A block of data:
┌────────

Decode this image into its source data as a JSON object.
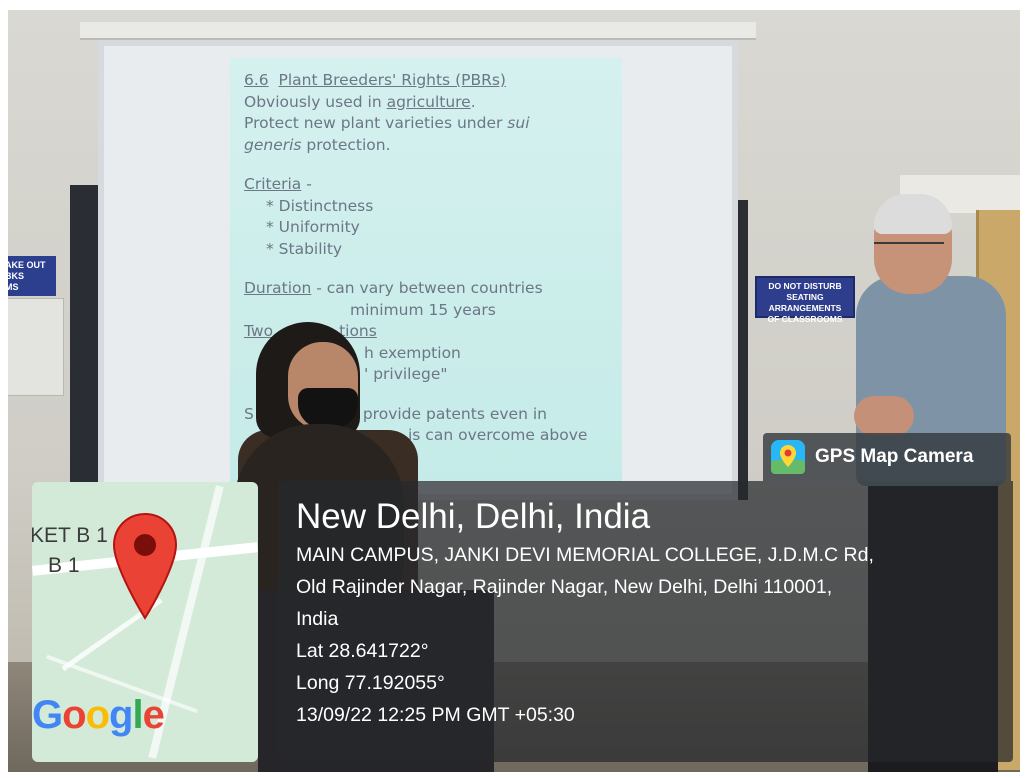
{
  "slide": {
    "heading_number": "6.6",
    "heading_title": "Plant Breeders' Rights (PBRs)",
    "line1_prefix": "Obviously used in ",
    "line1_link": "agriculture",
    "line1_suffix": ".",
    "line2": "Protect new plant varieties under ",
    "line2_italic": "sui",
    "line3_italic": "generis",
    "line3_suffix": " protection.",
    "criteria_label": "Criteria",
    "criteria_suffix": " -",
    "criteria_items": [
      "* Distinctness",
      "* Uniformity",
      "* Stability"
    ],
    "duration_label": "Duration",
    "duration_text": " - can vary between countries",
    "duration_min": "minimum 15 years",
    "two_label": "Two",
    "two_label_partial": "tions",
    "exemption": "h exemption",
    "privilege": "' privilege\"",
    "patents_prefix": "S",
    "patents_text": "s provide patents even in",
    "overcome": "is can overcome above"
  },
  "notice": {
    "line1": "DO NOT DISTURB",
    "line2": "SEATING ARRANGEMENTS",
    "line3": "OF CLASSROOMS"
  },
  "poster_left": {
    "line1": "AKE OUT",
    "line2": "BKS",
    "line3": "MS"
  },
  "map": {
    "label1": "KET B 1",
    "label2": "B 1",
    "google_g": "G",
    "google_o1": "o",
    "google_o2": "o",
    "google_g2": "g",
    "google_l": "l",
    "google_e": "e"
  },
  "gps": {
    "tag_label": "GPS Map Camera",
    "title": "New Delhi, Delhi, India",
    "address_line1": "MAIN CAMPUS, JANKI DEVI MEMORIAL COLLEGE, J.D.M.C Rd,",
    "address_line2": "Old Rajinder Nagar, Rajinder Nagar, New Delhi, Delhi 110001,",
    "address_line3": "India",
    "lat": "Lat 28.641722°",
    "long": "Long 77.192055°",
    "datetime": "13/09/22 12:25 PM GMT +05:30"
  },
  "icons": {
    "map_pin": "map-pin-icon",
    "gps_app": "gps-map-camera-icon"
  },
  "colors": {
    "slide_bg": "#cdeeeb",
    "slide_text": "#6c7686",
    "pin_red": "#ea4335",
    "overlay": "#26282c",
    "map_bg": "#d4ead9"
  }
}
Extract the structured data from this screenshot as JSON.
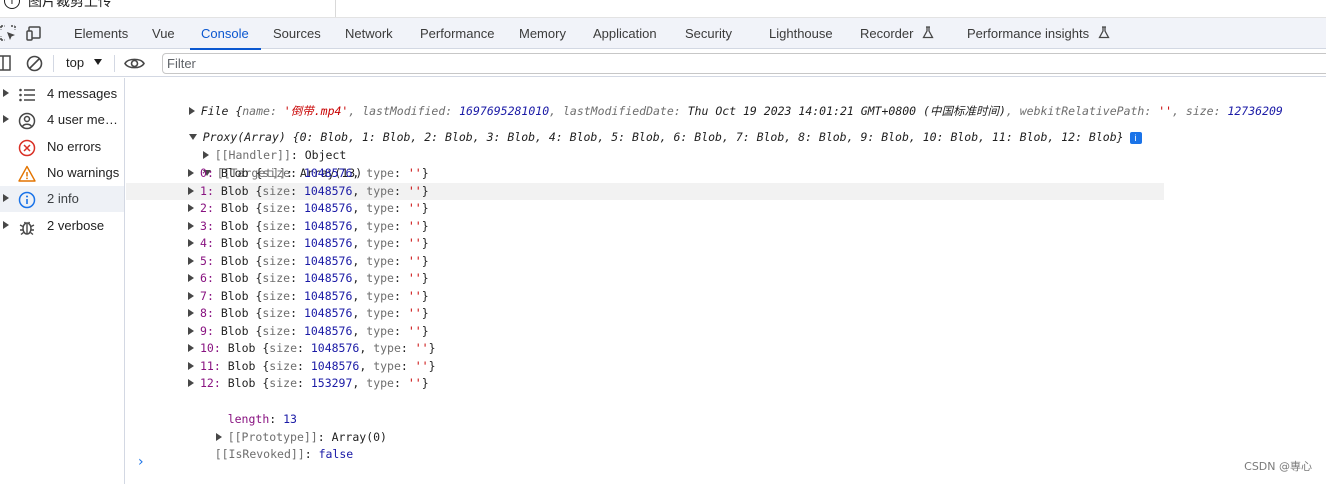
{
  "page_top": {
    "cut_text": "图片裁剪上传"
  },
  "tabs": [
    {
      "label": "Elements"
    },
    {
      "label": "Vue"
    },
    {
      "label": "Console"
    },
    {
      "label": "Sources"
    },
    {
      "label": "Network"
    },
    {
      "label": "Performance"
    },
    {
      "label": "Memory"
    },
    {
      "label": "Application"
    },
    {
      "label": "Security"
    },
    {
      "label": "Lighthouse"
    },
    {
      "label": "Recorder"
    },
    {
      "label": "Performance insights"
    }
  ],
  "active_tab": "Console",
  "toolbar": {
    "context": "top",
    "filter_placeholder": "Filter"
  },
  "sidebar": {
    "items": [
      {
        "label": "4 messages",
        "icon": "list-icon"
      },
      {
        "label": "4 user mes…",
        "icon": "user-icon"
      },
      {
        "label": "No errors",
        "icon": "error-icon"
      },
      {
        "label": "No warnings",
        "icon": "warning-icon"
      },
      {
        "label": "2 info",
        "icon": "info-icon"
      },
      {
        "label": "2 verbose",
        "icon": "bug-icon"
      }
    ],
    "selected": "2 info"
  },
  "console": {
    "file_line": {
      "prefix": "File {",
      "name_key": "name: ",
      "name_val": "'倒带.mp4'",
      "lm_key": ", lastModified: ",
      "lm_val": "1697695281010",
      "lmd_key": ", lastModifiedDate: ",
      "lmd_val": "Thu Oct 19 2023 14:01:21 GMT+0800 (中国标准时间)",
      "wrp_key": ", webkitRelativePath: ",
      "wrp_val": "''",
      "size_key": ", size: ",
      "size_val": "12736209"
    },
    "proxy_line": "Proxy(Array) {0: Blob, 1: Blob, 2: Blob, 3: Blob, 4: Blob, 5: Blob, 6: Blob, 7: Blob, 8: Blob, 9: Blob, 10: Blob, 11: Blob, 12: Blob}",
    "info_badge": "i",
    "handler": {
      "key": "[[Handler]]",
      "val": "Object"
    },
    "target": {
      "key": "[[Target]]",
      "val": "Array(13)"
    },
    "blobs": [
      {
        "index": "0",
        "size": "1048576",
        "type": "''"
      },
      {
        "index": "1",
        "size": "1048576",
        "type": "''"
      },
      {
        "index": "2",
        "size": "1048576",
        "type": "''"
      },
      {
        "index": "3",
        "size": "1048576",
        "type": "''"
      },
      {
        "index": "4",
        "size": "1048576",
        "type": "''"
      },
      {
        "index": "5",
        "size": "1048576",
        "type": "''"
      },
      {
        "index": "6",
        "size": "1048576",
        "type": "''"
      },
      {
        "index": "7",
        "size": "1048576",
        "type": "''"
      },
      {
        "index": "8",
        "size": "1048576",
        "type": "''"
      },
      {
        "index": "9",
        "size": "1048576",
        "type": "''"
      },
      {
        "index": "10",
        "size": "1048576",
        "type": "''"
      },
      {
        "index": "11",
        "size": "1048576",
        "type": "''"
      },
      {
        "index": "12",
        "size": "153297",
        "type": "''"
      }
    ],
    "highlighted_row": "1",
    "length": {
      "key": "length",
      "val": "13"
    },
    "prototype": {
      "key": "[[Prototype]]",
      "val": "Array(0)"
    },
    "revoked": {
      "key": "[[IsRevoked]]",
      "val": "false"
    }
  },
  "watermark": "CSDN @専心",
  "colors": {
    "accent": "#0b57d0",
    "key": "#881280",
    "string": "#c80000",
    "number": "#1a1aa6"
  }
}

└────────
┌────────

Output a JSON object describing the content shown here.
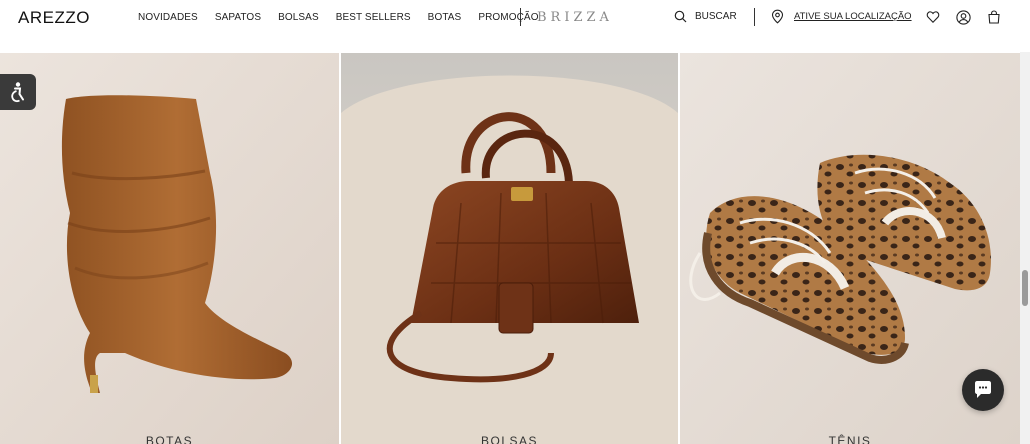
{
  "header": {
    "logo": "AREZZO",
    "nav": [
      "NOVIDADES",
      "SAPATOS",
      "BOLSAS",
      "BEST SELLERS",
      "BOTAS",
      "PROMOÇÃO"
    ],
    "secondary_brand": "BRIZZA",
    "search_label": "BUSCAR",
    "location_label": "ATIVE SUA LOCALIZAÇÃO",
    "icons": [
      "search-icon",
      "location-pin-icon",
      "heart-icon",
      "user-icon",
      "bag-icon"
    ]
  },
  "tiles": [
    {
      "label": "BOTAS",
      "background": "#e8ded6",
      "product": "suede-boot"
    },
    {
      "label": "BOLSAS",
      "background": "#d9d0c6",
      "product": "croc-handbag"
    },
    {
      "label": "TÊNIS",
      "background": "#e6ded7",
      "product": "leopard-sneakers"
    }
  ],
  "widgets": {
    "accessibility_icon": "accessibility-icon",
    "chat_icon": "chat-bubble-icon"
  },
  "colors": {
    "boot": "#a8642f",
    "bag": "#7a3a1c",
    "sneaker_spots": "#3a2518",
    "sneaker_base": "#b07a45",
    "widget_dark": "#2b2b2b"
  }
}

└────────

Task directions: Pick out and copy every line that contains the word "this".

Answer to the problem:
Decode this image into its source data as a JSON object.
Extract the structured data from this screenshot as JSON.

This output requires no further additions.